* _EXERCISE DIRECTIONS_:
Find each line containing the string "Diagnose" and return it.

-- START PROVIDED ENTRIES --

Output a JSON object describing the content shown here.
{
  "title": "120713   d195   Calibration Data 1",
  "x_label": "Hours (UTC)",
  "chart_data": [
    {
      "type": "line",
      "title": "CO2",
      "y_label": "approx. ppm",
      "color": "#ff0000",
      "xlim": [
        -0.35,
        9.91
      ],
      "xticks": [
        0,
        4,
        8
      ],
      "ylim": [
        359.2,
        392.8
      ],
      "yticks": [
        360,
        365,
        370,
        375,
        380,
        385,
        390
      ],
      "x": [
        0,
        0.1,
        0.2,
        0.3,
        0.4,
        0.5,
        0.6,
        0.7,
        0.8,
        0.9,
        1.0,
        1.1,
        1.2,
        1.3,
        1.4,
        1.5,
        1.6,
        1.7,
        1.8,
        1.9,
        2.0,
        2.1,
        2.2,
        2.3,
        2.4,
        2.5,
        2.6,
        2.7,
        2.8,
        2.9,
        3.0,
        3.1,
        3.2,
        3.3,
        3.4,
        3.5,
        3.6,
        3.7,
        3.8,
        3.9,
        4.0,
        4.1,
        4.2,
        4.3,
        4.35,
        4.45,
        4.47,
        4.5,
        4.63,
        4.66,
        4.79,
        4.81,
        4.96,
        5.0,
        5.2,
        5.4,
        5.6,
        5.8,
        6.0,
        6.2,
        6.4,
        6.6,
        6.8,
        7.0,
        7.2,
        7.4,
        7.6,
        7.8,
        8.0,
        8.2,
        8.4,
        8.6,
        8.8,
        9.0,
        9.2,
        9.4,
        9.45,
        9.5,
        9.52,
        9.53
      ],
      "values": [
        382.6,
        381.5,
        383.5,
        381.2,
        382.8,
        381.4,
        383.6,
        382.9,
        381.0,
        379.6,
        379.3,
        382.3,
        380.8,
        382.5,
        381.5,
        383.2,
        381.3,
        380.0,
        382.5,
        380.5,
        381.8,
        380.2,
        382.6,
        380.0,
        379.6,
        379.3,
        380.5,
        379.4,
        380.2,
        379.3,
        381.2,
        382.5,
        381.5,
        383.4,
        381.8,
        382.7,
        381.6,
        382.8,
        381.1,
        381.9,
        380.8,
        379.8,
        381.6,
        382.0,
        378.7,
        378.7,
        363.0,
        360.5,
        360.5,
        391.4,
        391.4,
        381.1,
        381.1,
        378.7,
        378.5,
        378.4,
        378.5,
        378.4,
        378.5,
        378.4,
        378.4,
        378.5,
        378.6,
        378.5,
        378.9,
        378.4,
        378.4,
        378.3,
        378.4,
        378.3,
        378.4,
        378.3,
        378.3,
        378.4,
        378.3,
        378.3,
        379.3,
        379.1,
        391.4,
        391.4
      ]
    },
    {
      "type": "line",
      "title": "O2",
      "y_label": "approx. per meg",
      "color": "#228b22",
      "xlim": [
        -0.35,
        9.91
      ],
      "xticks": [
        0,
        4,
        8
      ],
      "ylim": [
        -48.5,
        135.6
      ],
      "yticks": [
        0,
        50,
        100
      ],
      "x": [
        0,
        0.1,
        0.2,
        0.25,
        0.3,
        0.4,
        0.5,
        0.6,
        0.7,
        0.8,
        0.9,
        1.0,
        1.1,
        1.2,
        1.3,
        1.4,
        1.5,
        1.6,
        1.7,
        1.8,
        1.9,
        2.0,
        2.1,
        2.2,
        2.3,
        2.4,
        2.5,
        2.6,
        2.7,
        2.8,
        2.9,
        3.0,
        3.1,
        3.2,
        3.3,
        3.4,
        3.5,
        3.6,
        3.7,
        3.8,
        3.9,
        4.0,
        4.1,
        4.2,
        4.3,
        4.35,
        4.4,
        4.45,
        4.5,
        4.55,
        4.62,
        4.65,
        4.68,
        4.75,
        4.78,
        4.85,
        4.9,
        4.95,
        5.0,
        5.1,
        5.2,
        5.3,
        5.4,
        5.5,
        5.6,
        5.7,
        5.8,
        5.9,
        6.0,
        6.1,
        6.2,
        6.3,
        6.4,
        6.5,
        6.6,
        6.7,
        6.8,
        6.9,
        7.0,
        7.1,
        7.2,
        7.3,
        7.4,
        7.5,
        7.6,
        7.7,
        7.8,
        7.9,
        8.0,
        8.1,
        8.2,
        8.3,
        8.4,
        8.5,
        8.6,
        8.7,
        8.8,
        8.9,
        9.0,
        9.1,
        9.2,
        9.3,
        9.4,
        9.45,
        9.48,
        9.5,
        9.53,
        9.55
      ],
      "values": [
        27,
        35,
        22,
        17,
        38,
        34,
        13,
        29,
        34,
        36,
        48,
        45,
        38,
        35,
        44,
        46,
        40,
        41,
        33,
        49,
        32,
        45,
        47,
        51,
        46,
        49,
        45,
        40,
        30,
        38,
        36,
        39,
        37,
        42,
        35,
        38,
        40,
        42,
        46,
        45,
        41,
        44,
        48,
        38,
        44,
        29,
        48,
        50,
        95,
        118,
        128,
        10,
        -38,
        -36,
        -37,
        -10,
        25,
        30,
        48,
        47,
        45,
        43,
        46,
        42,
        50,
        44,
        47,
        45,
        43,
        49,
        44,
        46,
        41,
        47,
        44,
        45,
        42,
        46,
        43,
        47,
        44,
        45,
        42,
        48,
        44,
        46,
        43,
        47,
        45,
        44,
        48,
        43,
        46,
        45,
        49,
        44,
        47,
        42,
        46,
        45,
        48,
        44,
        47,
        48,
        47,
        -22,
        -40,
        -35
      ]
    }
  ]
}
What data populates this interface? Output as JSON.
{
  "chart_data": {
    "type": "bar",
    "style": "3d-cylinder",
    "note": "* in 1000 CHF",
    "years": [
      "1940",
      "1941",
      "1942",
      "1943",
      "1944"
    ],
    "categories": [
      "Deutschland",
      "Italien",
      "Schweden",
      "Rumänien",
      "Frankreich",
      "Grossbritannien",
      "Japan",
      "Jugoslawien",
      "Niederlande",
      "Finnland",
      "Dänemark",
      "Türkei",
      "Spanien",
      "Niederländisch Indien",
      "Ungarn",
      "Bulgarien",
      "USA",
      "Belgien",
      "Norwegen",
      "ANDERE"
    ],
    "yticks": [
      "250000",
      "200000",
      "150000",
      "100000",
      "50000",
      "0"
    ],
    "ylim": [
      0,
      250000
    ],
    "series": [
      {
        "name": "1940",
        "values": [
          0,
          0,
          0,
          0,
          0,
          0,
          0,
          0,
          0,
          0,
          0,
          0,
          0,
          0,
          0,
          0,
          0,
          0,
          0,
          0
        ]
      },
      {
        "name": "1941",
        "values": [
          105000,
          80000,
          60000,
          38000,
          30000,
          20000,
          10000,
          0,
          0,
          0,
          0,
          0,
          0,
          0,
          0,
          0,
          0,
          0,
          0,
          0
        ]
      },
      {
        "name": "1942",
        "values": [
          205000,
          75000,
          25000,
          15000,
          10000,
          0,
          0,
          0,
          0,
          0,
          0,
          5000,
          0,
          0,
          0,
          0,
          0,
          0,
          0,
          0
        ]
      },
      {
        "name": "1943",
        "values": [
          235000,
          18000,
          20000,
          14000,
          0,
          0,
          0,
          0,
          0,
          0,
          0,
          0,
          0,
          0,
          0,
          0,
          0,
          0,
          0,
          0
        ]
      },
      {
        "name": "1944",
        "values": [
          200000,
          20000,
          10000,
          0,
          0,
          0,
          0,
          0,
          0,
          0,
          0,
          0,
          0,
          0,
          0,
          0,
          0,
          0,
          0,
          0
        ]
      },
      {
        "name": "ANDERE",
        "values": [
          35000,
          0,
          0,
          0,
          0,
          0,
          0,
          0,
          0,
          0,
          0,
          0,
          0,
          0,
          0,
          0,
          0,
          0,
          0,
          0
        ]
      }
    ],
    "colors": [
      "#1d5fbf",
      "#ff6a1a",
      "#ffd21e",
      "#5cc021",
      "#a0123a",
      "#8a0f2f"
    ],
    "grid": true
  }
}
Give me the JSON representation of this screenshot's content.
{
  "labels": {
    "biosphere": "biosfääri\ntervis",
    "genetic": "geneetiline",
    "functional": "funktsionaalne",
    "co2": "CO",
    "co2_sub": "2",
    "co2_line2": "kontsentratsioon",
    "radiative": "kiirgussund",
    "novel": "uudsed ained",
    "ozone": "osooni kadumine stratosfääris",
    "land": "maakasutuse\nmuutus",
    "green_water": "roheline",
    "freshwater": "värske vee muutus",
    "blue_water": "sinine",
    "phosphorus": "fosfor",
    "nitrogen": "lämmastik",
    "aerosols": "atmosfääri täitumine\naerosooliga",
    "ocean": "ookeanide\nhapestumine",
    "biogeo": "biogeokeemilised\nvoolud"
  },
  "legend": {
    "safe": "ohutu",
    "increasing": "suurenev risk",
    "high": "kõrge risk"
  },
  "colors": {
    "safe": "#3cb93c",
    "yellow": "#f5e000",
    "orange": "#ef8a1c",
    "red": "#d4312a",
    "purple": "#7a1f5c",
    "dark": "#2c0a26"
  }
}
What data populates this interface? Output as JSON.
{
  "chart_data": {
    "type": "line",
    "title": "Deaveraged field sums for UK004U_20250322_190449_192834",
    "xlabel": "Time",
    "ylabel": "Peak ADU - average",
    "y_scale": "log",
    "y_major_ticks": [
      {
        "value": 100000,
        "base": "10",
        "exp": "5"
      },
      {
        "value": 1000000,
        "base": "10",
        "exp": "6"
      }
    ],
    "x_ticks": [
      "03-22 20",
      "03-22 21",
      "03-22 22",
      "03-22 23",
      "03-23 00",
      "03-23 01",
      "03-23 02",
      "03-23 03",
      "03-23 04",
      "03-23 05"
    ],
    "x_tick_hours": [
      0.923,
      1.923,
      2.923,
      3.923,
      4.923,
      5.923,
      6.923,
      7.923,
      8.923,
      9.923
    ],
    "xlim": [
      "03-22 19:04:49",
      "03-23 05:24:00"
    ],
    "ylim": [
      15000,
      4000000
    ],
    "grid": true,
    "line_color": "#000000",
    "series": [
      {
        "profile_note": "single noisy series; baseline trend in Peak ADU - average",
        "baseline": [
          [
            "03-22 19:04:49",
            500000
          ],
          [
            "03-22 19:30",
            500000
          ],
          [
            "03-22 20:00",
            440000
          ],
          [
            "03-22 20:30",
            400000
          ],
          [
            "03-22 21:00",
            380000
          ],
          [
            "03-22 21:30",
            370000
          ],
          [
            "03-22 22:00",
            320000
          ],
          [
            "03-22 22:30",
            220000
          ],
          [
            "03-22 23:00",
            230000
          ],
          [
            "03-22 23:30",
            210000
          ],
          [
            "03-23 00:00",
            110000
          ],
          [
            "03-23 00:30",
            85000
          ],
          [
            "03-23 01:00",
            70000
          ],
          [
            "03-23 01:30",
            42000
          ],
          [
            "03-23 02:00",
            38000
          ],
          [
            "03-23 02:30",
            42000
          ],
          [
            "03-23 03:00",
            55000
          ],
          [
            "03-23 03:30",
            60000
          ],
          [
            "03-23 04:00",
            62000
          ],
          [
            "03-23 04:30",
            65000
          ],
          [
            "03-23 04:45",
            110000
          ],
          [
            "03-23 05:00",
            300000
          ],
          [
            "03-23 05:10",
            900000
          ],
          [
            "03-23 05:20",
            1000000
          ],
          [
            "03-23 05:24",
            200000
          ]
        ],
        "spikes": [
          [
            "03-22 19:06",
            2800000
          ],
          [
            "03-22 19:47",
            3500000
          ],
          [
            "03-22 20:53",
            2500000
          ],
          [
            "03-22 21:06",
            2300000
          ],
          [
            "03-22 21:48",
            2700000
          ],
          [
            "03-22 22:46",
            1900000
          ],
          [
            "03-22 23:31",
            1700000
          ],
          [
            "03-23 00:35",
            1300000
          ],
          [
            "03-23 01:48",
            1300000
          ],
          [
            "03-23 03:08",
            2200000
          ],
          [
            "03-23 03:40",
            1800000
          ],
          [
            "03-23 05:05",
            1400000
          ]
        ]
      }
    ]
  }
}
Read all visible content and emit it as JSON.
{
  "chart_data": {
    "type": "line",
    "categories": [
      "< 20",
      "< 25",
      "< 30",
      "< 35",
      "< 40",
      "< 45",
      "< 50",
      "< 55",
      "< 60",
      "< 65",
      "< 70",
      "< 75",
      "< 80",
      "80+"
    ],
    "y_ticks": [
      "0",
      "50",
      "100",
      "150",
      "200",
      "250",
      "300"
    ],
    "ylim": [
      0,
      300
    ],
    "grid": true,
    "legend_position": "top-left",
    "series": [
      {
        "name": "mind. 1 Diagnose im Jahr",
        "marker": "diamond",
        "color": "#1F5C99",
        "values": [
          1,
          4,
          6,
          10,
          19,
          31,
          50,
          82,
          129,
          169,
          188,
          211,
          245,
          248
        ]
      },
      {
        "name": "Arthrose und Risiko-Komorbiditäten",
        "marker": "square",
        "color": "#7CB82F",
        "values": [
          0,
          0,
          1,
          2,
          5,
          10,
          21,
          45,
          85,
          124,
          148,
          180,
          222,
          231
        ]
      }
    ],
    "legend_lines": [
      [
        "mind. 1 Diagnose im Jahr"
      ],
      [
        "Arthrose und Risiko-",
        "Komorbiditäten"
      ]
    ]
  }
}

-- END PROVIDED ENTRIES --

* _RESPONSE FOR THIS EXERCISE_:
        "name": "mind. 1 Diagnose im Jahr",
        "mind. 1 Diagnose im Jahr"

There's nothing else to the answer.